[Excerpts from a figure dataset]
────────────────────

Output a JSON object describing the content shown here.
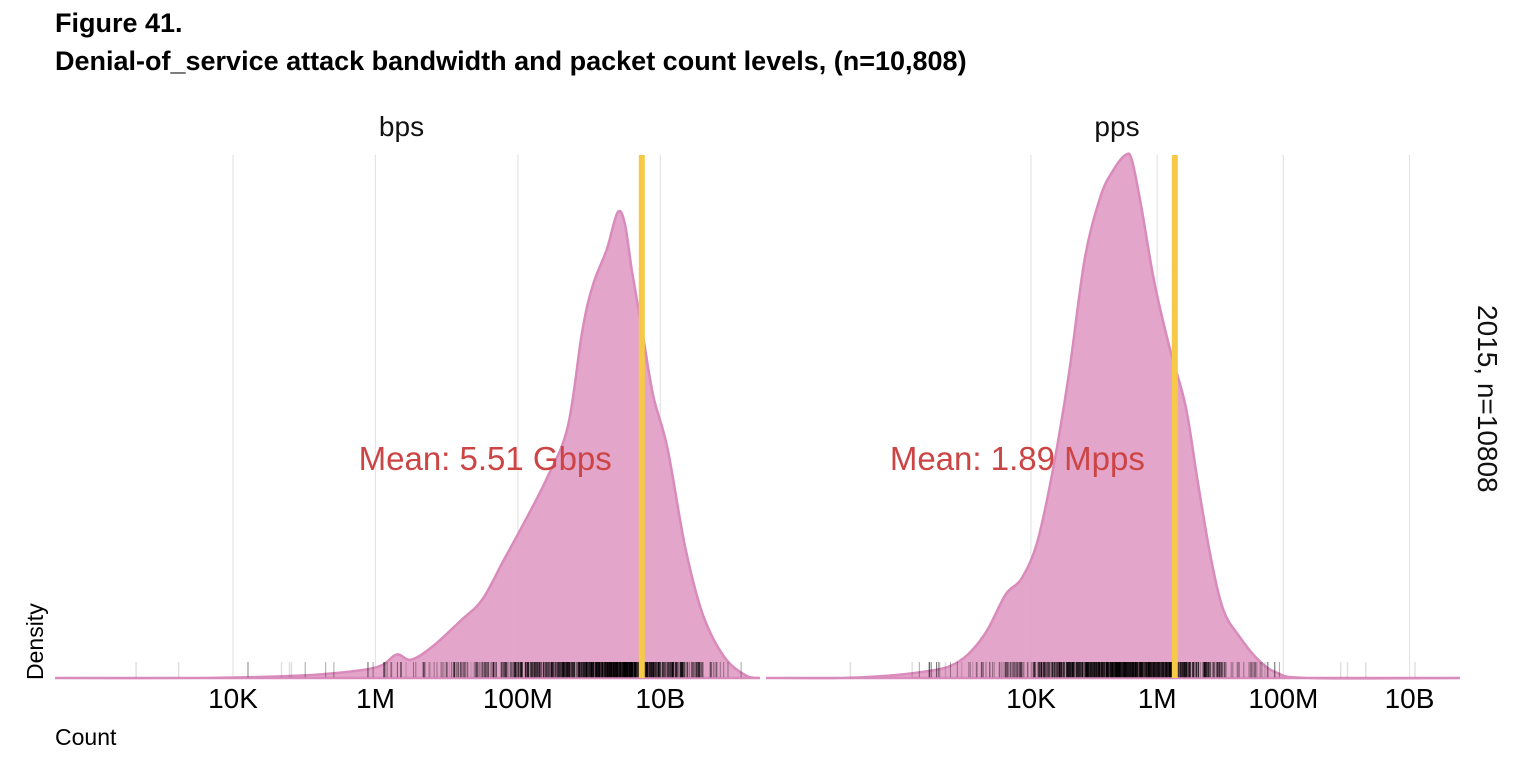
{
  "figure": {
    "label": "Figure 41.",
    "title": "Denial-of_service attack bandwidth and packet count levels, (n=10,808)"
  },
  "colors": {
    "density_fill": "#e1a0c6",
    "density_stroke": "#d98bbb",
    "mean_line": "#f7c948",
    "mean_text": "#cc4444",
    "grid": "#e4e4e4",
    "rug": "#000000"
  },
  "chart_data": {
    "type": "area",
    "subtype": "density (log10 x-axis, faceted)",
    "xlabel": "Count",
    "ylabel": "Density",
    "facet_label": "2015, n=10808",
    "grid": true,
    "panels": [
      {
        "id": "bps",
        "title": "bps",
        "xlim_log10": [
          1.5,
          11.4
        ],
        "ticks": [
          {
            "value_log10": 4,
            "label": "10K"
          },
          {
            "value_log10": 6,
            "label": "1M"
          },
          {
            "value_log10": 8,
            "label": "100M"
          },
          {
            "value_log10": 10,
            "label": "10B"
          }
        ],
        "mean_log10": 9.74,
        "mean_label": "Mean: 5.51 Gbps",
        "density": [
          [
            1.5,
            0.0
          ],
          [
            3.5,
            0.0
          ],
          [
            5.0,
            0.005
          ],
          [
            5.8,
            0.015
          ],
          [
            6.1,
            0.025
          ],
          [
            6.3,
            0.045
          ],
          [
            6.5,
            0.035
          ],
          [
            6.8,
            0.06
          ],
          [
            7.2,
            0.11
          ],
          [
            7.5,
            0.15
          ],
          [
            7.8,
            0.225
          ],
          [
            8.1,
            0.3
          ],
          [
            8.4,
            0.38
          ],
          [
            8.7,
            0.48
          ],
          [
            8.9,
            0.66
          ],
          [
            9.05,
            0.75
          ],
          [
            9.25,
            0.82
          ],
          [
            9.4,
            0.89
          ],
          [
            9.5,
            0.87
          ],
          [
            9.6,
            0.78
          ],
          [
            9.75,
            0.66
          ],
          [
            9.9,
            0.54
          ],
          [
            10.1,
            0.44
          ],
          [
            10.35,
            0.25
          ],
          [
            10.6,
            0.12
          ],
          [
            10.9,
            0.04
          ],
          [
            11.2,
            0.005
          ],
          [
            11.4,
            0.0
          ]
        ]
      },
      {
        "id": "pps",
        "title": "pps",
        "xlim_log10": [
          -0.2,
          10.8
        ],
        "ticks": [
          {
            "value_log10": 4,
            "label": "10K"
          },
          {
            "value_log10": 6,
            "label": "1M"
          },
          {
            "value_log10": 8,
            "label": "100M"
          },
          {
            "value_log10": 10,
            "label": "10B"
          }
        ],
        "mean_log10": 6.28,
        "mean_label": "Mean: 1.89 Mpps",
        "density": [
          [
            -0.2,
            0.0
          ],
          [
            1.0,
            0.0
          ],
          [
            1.7,
            0.004
          ],
          [
            2.3,
            0.012
          ],
          [
            2.7,
            0.022
          ],
          [
            3.0,
            0.045
          ],
          [
            3.3,
            0.09
          ],
          [
            3.6,
            0.16
          ],
          [
            3.85,
            0.19
          ],
          [
            4.1,
            0.26
          ],
          [
            4.35,
            0.4
          ],
          [
            4.6,
            0.58
          ],
          [
            4.85,
            0.8
          ],
          [
            5.1,
            0.92
          ],
          [
            5.3,
            0.97
          ],
          [
            5.5,
            1.0
          ],
          [
            5.6,
            0.99
          ],
          [
            5.75,
            0.9
          ],
          [
            5.95,
            0.76
          ],
          [
            6.2,
            0.63
          ],
          [
            6.45,
            0.52
          ],
          [
            6.65,
            0.37
          ],
          [
            6.85,
            0.23
          ],
          [
            7.05,
            0.13
          ],
          [
            7.3,
            0.08
          ],
          [
            7.6,
            0.035
          ],
          [
            7.9,
            0.01
          ],
          [
            8.4,
            0.0
          ],
          [
            10.8,
            0.0
          ]
        ]
      }
    ]
  }
}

────────────────────

## Set task
Without including any pictures, output all the entries above exactly.

## Expected output
Output a JSON object describing the content shown here.
{
  "figure": {
    "label": "Figure 41.",
    "title": "Denial-of_service attack bandwidth and packet count levels, (n=10,808)"
  },
  "colors": {
    "density_fill": "#e1a0c6",
    "density_stroke": "#d98bbb",
    "mean_line": "#f7c948",
    "mean_text": "#cc4444",
    "grid": "#e4e4e4",
    "rug": "#000000"
  },
  "chart_data": {
    "type": "area",
    "subtype": "density (log10 x-axis, faceted)",
    "xlabel": "Count",
    "ylabel": "Density",
    "facet_label": "2015, n=10808",
    "grid": true,
    "panels": [
      {
        "id": "bps",
        "title": "bps",
        "xlim_log10": [
          1.5,
          11.4
        ],
        "ticks": [
          {
            "value_log10": 4,
            "label": "10K"
          },
          {
            "value_log10": 6,
            "label": "1M"
          },
          {
            "value_log10": 8,
            "label": "100M"
          },
          {
            "value_log10": 10,
            "label": "10B"
          }
        ],
        "mean_log10": 9.74,
        "mean_label": "Mean: 5.51 Gbps",
        "density": [
          [
            1.5,
            0.0
          ],
          [
            3.5,
            0.0
          ],
          [
            5.0,
            0.005
          ],
          [
            5.8,
            0.015
          ],
          [
            6.1,
            0.025
          ],
          [
            6.3,
            0.045
          ],
          [
            6.5,
            0.035
          ],
          [
            6.8,
            0.06
          ],
          [
            7.2,
            0.11
          ],
          [
            7.5,
            0.15
          ],
          [
            7.8,
            0.225
          ],
          [
            8.1,
            0.3
          ],
          [
            8.4,
            0.38
          ],
          [
            8.7,
            0.48
          ],
          [
            8.9,
            0.66
          ],
          [
            9.05,
            0.75
          ],
          [
            9.25,
            0.82
          ],
          [
            9.4,
            0.89
          ],
          [
            9.5,
            0.87
          ],
          [
            9.6,
            0.78
          ],
          [
            9.75,
            0.66
          ],
          [
            9.9,
            0.54
          ],
          [
            10.1,
            0.44
          ],
          [
            10.35,
            0.25
          ],
          [
            10.6,
            0.12
          ],
          [
            10.9,
            0.04
          ],
          [
            11.2,
            0.005
          ],
          [
            11.4,
            0.0
          ]
        ]
      },
      {
        "id": "pps",
        "title": "pps",
        "xlim_log10": [
          -0.2,
          10.8
        ],
        "ticks": [
          {
            "value_log10": 4,
            "label": "10K"
          },
          {
            "value_log10": 6,
            "label": "1M"
          },
          {
            "value_log10": 8,
            "label": "100M"
          },
          {
            "value_log10": 10,
            "label": "10B"
          }
        ],
        "mean_log10": 6.28,
        "mean_label": "Mean: 1.89 Mpps",
        "density": [
          [
            -0.2,
            0.0
          ],
          [
            1.0,
            0.0
          ],
          [
            1.7,
            0.004
          ],
          [
            2.3,
            0.012
          ],
          [
            2.7,
            0.022
          ],
          [
            3.0,
            0.045
          ],
          [
            3.3,
            0.09
          ],
          [
            3.6,
            0.16
          ],
          [
            3.85,
            0.19
          ],
          [
            4.1,
            0.26
          ],
          [
            4.35,
            0.4
          ],
          [
            4.6,
            0.58
          ],
          [
            4.85,
            0.8
          ],
          [
            5.1,
            0.92
          ],
          [
            5.3,
            0.97
          ],
          [
            5.5,
            1.0
          ],
          [
            5.6,
            0.99
          ],
          [
            5.75,
            0.9
          ],
          [
            5.95,
            0.76
          ],
          [
            6.2,
            0.63
          ],
          [
            6.45,
            0.52
          ],
          [
            6.65,
            0.37
          ],
          [
            6.85,
            0.23
          ],
          [
            7.05,
            0.13
          ],
          [
            7.3,
            0.08
          ],
          [
            7.6,
            0.035
          ],
          [
            7.9,
            0.01
          ],
          [
            8.4,
            0.0
          ],
          [
            10.8,
            0.0
          ]
        ]
      }
    ]
  }
}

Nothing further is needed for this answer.